:: Problem description ::
Go through the records underneath and count the lines that include the string "color". Give nothing but the number.

##### Records provided

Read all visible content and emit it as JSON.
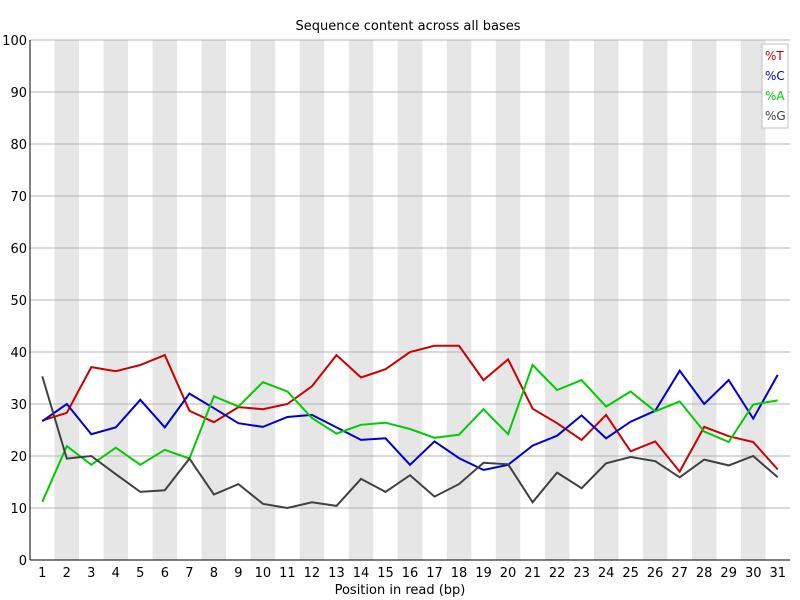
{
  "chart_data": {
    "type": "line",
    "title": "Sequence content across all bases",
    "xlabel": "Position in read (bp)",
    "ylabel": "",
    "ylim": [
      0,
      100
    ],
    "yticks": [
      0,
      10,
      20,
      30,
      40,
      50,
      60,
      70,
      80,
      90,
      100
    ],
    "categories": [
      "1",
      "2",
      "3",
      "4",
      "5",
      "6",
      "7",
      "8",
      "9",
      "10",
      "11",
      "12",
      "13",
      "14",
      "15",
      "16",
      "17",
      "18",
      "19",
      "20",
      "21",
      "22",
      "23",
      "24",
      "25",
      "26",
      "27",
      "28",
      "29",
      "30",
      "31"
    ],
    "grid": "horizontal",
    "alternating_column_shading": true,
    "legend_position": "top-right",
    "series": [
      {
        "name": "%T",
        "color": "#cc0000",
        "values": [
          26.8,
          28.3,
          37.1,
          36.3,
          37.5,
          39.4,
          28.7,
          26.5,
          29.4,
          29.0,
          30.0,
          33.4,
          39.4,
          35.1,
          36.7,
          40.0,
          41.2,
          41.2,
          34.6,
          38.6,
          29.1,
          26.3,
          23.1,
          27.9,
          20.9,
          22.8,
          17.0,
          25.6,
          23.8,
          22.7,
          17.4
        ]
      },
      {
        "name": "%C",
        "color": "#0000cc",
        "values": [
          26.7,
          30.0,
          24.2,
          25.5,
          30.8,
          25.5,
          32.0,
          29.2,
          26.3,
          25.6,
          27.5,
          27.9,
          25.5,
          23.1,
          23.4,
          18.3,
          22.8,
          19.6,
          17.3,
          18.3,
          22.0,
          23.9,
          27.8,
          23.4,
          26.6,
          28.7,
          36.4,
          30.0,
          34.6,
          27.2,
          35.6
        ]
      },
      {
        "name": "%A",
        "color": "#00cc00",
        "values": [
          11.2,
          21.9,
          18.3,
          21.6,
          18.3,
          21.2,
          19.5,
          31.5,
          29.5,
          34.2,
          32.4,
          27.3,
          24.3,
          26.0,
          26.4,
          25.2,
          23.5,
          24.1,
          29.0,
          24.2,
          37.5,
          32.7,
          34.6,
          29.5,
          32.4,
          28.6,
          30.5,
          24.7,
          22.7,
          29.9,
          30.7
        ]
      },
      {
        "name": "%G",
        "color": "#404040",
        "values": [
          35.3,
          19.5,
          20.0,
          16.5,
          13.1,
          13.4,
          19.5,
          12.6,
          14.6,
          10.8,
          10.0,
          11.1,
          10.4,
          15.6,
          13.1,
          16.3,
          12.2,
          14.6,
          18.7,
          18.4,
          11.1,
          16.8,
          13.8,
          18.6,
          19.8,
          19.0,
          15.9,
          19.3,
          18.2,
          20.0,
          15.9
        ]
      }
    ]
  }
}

##########

:: Right answer ::
4